__What you will do__.
Reproduce the records below in full and word for word, excluding pictures.

__Input for this task__.
↓

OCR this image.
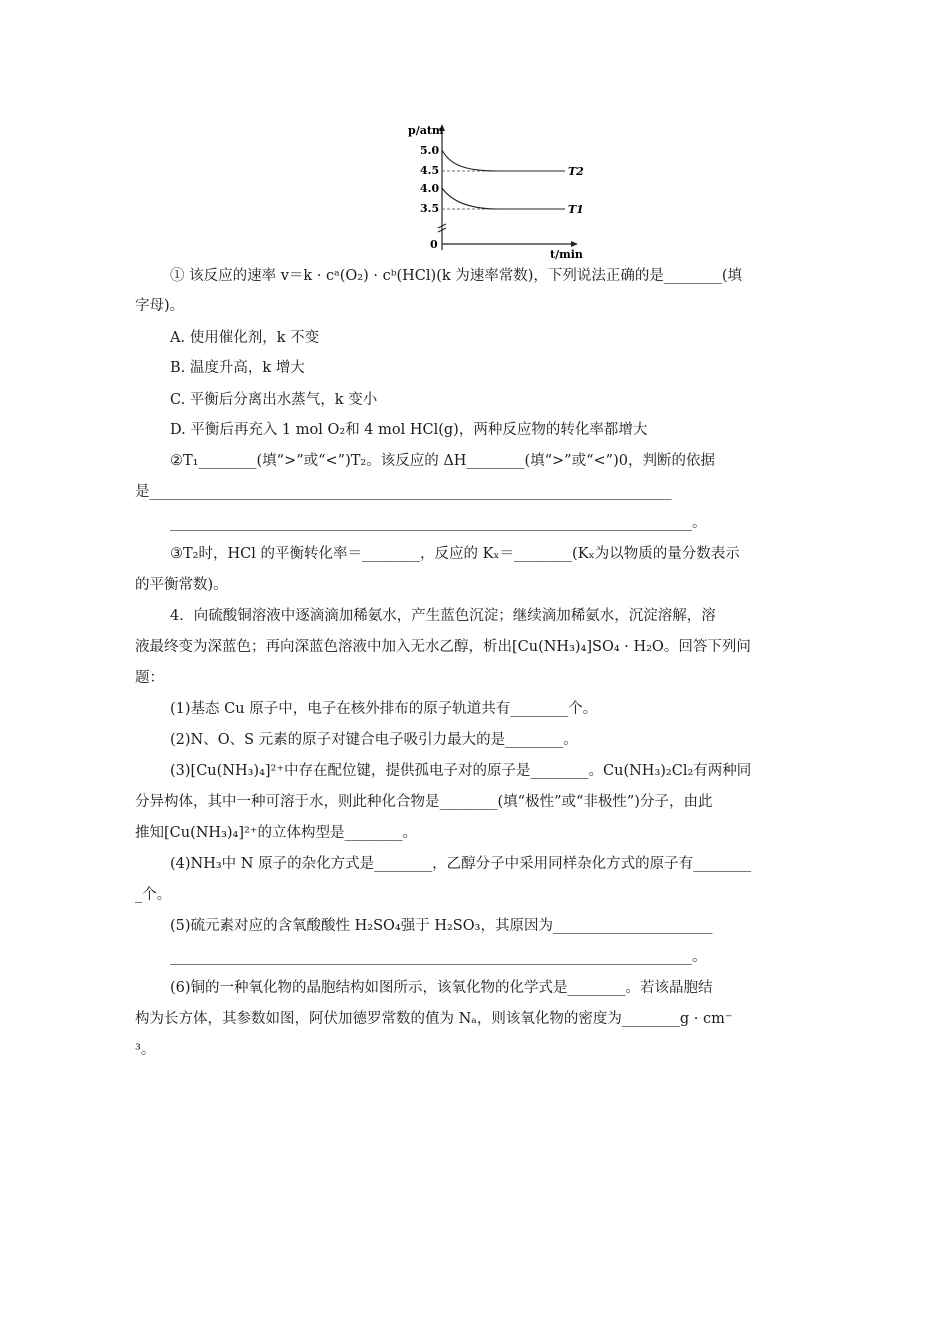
p/atm
t/min
0
5.0
4.5
4.0
3.5
T2
T1
① 该反应的速率 v＝k · cᵃ(O₂) · cᵇ(HCl)(k 为速率常数)，下列说法正确的是________(填
字母)。
A. 使用催化剂，k 不变
B. 温度升高，k 增大
C. 平衡后分离出水蒸气，k 变小
D. 平衡后再充入 1 mol O₂和 4 mol HCl(g)，两种反应物的转化率都增大
②T₁________(填“>”或“<”)T₂。该反应的 ΔH________(填“>”或“<”)0，判断的依据
是________________________________________________________________________
________________________________________________________________________。
③T₂时，HCl 的平衡转化率＝________，反应的 Kₓ＝________(Kₓ为以物质的量分数表示
的平衡常数)。
4．向硫酸铜溶液中逐滴滴加稀氨水，产生蓝色沉淀；继续滴加稀氨水，沉淀溶解，溶
液最终变为深蓝色；再向深蓝色溶液中加入无水乙醇，析出[Cu(NH₃)₄]SO₄ · H₂O。回答下列问
题：
(1)基态 Cu 原子中，电子在核外排布的原子轨道共有________个。
(2)N、O、S 元素的原子对键合电子吸引力最大的是________。
(3)[Cu(NH₃)₄]²⁺中存在配位键，提供孤电子对的原子是________。Cu(NH₃)₂Cl₂有两种同
分异构体，其中一种可溶于水，则此种化合物是________(填“极性”或“非极性”)分子，由此
推知[Cu(NH₃)₄]²⁺的立体构型是________。
(4)NH₃中 N 原子的杂化方式是________，乙醇分子中采用同样杂化方式的原子有________
_个。
(5)硫元素对应的含氧酸酸性 H₂SO₄强于 H₂SO₃，其原因为______________________
________________________________________________________________________。
(6)铜的一种氧化物的晶胞结构如图所示，该氧化物的化学式是________。若该晶胞结
构为长方体，其参数如图，阿伏加德罗常数的值为 Nₐ，则该氧化物的密度为________g · cm⁻
³。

↑

__The solution__.
OCR this image.
p/atm
t/min
0
5.0
4.5
4.0
3.5
T2
T1
① 该反应的速率 v＝k · cᵃ(O₂) · cᵇ(HCl)(k 为速率常数)，下列说法正确的是________(填
字母)。
A. 使用催化剂，k 不变
B. 温度升高，k 增大
C. 平衡后分离出水蒸气，k 变小
D. 平衡后再充入 1 mol O₂和 4 mol HCl(g)，两种反应物的转化率都增大
②T₁________(填“>”或“<”)T₂。该反应的 ΔH________(填“>”或“<”)0，判断的依据
是________________________________________________________________________
________________________________________________________________________。
③T₂时，HCl 的平衡转化率＝________，反应的 Kₓ＝________(Kₓ为以物质的量分数表示
的平衡常数)。
4．向硫酸铜溶液中逐滴滴加稀氨水，产生蓝色沉淀；继续滴加稀氨水，沉淀溶解，溶
液最终变为深蓝色；再向深蓝色溶液中加入无水乙醇，析出[Cu(NH₃)₄]SO₄ · H₂O。回答下列问
题：
(1)基态 Cu 原子中，电子在核外排布的原子轨道共有________个。
(2)N、O、S 元素的原子对键合电子吸引力最大的是________。
(3)[Cu(NH₃)₄]²⁺中存在配位键，提供孤电子对的原子是________。Cu(NH₃)₂Cl₂有两种同
分异构体，其中一种可溶于水，则此种化合物是________(填“极性”或“非极性”)分子，由此
推知[Cu(NH₃)₄]²⁺的立体构型是________。
(4)NH₃中 N 原子的杂化方式是________，乙醇分子中采用同样杂化方式的原子有________
_个。
(5)硫元素对应的含氧酸酸性 H₂SO₄强于 H₂SO₃，其原因为______________________
________________________________________________________________________。
(6)铜的一种氧化物的晶胞结构如图所示，该氧化物的化学式是________。若该晶胞结
构为长方体，其参数如图，阿伏加德罗常数的值为 Nₐ，则该氧化物的密度为________g · cm⁻
³。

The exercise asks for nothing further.